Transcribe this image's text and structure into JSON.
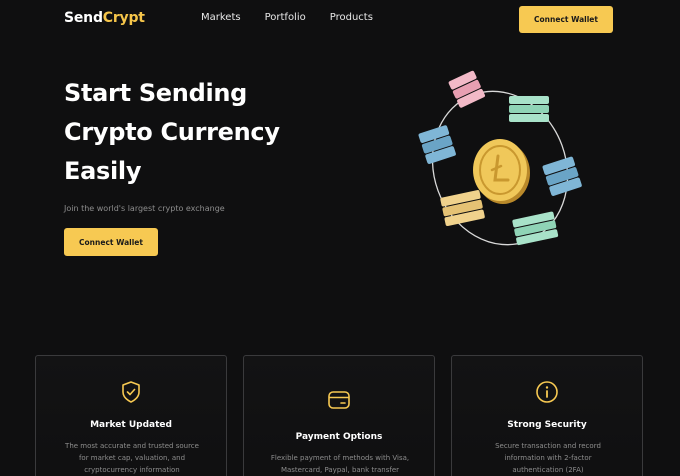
{
  "brand": {
    "part1": "Send",
    "part2": "Crypt"
  },
  "nav": {
    "items": [
      "Markets",
      "Portfolio",
      "Products"
    ],
    "connect_label": "Connect Wallet"
  },
  "hero": {
    "title_lines": [
      "Start Sending",
      "Crypto Currency",
      "Easily"
    ],
    "subtitle": "Join the world's largest crypto exchange",
    "button_label": "Connect Wallet",
    "illustration": "crypto-coin-orbit-illustration"
  },
  "features": [
    {
      "icon": "shield-check-icon",
      "title": "Market Updated",
      "description_lines": [
        "The most accurate and trusted source",
        "for market cap, valuation, and",
        "cryptocurrency information"
      ]
    },
    {
      "icon": "wallet-card-icon",
      "title": "Payment Options",
      "description_lines": [
        "Flexible payment of methods with Visa,",
        "Mastercard, Paypal, bank transfer"
      ]
    },
    {
      "icon": "info-circle-icon",
      "title": "Strong Security",
      "description_lines": [
        "Secure transaction and record",
        "information with 2-factor",
        "authentication (2FA)"
      ]
    }
  ],
  "colors": {
    "background": "#0f0f10",
    "accent": "#f7c952",
    "muted_text": "#8d8d8d"
  }
}
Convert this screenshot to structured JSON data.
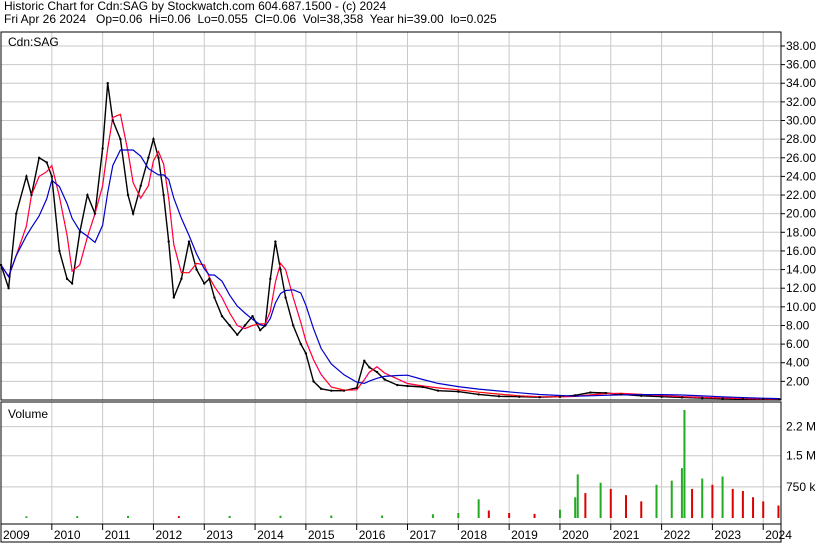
{
  "header": {
    "line1": "Historic Chart for Cdn:SAG by Stockwatch.com 604.687.1500 - (c) 2024",
    "line2": "Fri Apr 26 2024   Op=0.06  Hi=0.06  Lo=0.055  Cl=0.06  Vol=38,358  Year hi=39.00  lo=0.025"
  },
  "colors": {
    "price_bar": "#000000",
    "ma_short": "#ff0000",
    "ma_dot": "#ff00ff",
    "ma_long": "#0000cc",
    "volume_up": "#22aa22",
    "volume_down": "#dd0000",
    "volume_flat": "#888888",
    "grid": "#c8c8c8"
  },
  "chart_data": [
    {
      "type": "line",
      "title": "Cdn:SAG",
      "xlabel": "",
      "ylabel": "",
      "x_ticks": [
        "2009",
        "2010",
        "2011",
        "2012",
        "2013",
        "2014",
        "2015",
        "2016",
        "2017",
        "2018",
        "2019",
        "2020",
        "2021",
        "2022",
        "2023",
        "2024"
      ],
      "y_ticks": [
        "2.00",
        "4.00",
        "6.00",
        "8.00",
        "10.00",
        "12.00",
        "14.00",
        "16.00",
        "18.00",
        "20.00",
        "22.00",
        "24.00",
        "26.00",
        "28.00",
        "30.00",
        "32.00",
        "34.00",
        "36.00",
        "38.00"
      ],
      "ylim": [
        0,
        39.5
      ],
      "grid": true,
      "series": [
        {
          "values": [
            [
              2009.0,
              14.5
            ],
            [
              2009.15,
              12
            ],
            [
              2009.3,
              20
            ],
            [
              2009.5,
              24
            ],
            [
              2009.6,
              22
            ],
            [
              2009.75,
              26
            ],
            [
              2009.9,
              25.5
            ],
            [
              2010.0,
              24
            ],
            [
              2010.15,
              16
            ],
            [
              2010.3,
              13
            ],
            [
              2010.4,
              12.5
            ],
            [
              2010.55,
              18
            ],
            [
              2010.7,
              22
            ],
            [
              2010.85,
              20
            ],
            [
              2011.0,
              27
            ],
            [
              2011.1,
              34
            ],
            [
              2011.2,
              30
            ],
            [
              2011.35,
              28
            ],
            [
              2011.5,
              22
            ],
            [
              2011.6,
              20
            ],
            [
              2011.75,
              23
            ],
            [
              2011.9,
              26
            ],
            [
              2012.0,
              28
            ],
            [
              2012.1,
              26
            ],
            [
              2012.2,
              22
            ],
            [
              2012.3,
              17
            ],
            [
              2012.4,
              11
            ],
            [
              2012.55,
              13
            ],
            [
              2012.7,
              17
            ],
            [
              2012.85,
              14
            ],
            [
              2013.0,
              12.5
            ],
            [
              2013.1,
              13
            ],
            [
              2013.2,
              11
            ],
            [
              2013.35,
              9
            ],
            [
              2013.5,
              8
            ],
            [
              2013.65,
              7
            ],
            [
              2013.8,
              8
            ],
            [
              2013.95,
              9
            ],
            [
              2014.1,
              7.5
            ],
            [
              2014.2,
              8
            ],
            [
              2014.3,
              13
            ],
            [
              2014.4,
              17
            ],
            [
              2014.5,
              14
            ],
            [
              2014.6,
              11
            ],
            [
              2014.75,
              8
            ],
            [
              2014.9,
              6
            ],
            [
              2015.0,
              5
            ],
            [
              2015.15,
              2
            ],
            [
              2015.3,
              1.2
            ],
            [
              2015.5,
              1.0
            ],
            [
              2015.75,
              1.0
            ],
            [
              2016.0,
              1.3
            ],
            [
              2016.15,
              4.2
            ],
            [
              2016.25,
              3.5
            ],
            [
              2016.4,
              3.0
            ],
            [
              2016.55,
              2.2
            ],
            [
              2016.8,
              1.6
            ],
            [
              2017.0,
              1.5
            ],
            [
              2017.3,
              1.4
            ],
            [
              2017.6,
              1.0
            ],
            [
              2018.0,
              0.9
            ],
            [
              2018.4,
              0.6
            ],
            [
              2018.8,
              0.4
            ],
            [
              2019.2,
              0.35
            ],
            [
              2019.6,
              0.3
            ],
            [
              2020.0,
              0.35
            ],
            [
              2020.3,
              0.5
            ],
            [
              2020.6,
              0.8
            ],
            [
              2020.9,
              0.75
            ],
            [
              2021.2,
              0.6
            ],
            [
              2021.6,
              0.45
            ],
            [
              2022.0,
              0.35
            ],
            [
              2022.4,
              0.28
            ],
            [
              2022.8,
              0.2
            ],
            [
              2023.2,
              0.15
            ],
            [
              2023.6,
              0.12
            ],
            [
              2024.0,
              0.08
            ],
            [
              2024.32,
              0.06
            ]
          ]
        }
      ]
    },
    {
      "type": "bar",
      "title": "Volume",
      "xlabel": "",
      "ylabel": "",
      "y_ticks": [
        "750 k",
        "1.5 M",
        "2.2 M"
      ],
      "ylim": [
        0,
        2600000
      ],
      "grid": true,
      "series": [
        {
          "values": [
            [
              2009.5,
              40000
            ],
            [
              2010.5,
              45000
            ],
            [
              2011.5,
              50000
            ],
            [
              2012.5,
              45000
            ],
            [
              2013.5,
              50000
            ],
            [
              2014.5,
              55000
            ],
            [
              2015.5,
              60000
            ],
            [
              2016.5,
              60000
            ],
            [
              2017.5,
              90000
            ],
            [
              2018.0,
              120000
            ],
            [
              2018.4,
              450000
            ],
            [
              2018.6,
              180000
            ],
            [
              2019.0,
              120000
            ],
            [
              2019.5,
              100000
            ],
            [
              2020.0,
              200000
            ],
            [
              2020.3,
              500000
            ],
            [
              2020.35,
              1050000
            ],
            [
              2020.5,
              600000
            ],
            [
              2020.8,
              850000
            ],
            [
              2021.0,
              700000
            ],
            [
              2021.3,
              550000
            ],
            [
              2021.6,
              400000
            ],
            [
              2021.9,
              800000
            ],
            [
              2022.2,
              900000
            ],
            [
              2022.4,
              1200000
            ],
            [
              2022.45,
              2600000
            ],
            [
              2022.6,
              700000
            ],
            [
              2022.8,
              950000
            ],
            [
              2023.0,
              800000
            ],
            [
              2023.2,
              1000000
            ],
            [
              2023.4,
              700000
            ],
            [
              2023.6,
              650000
            ],
            [
              2023.8,
              500000
            ],
            [
              2024.0,
              400000
            ],
            [
              2024.3,
              300000
            ]
          ]
        }
      ]
    }
  ]
}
######
Your objective | Of the lines in the listing above, how many hold the string "information"? Reply with the number only.

Solution for this problem | 2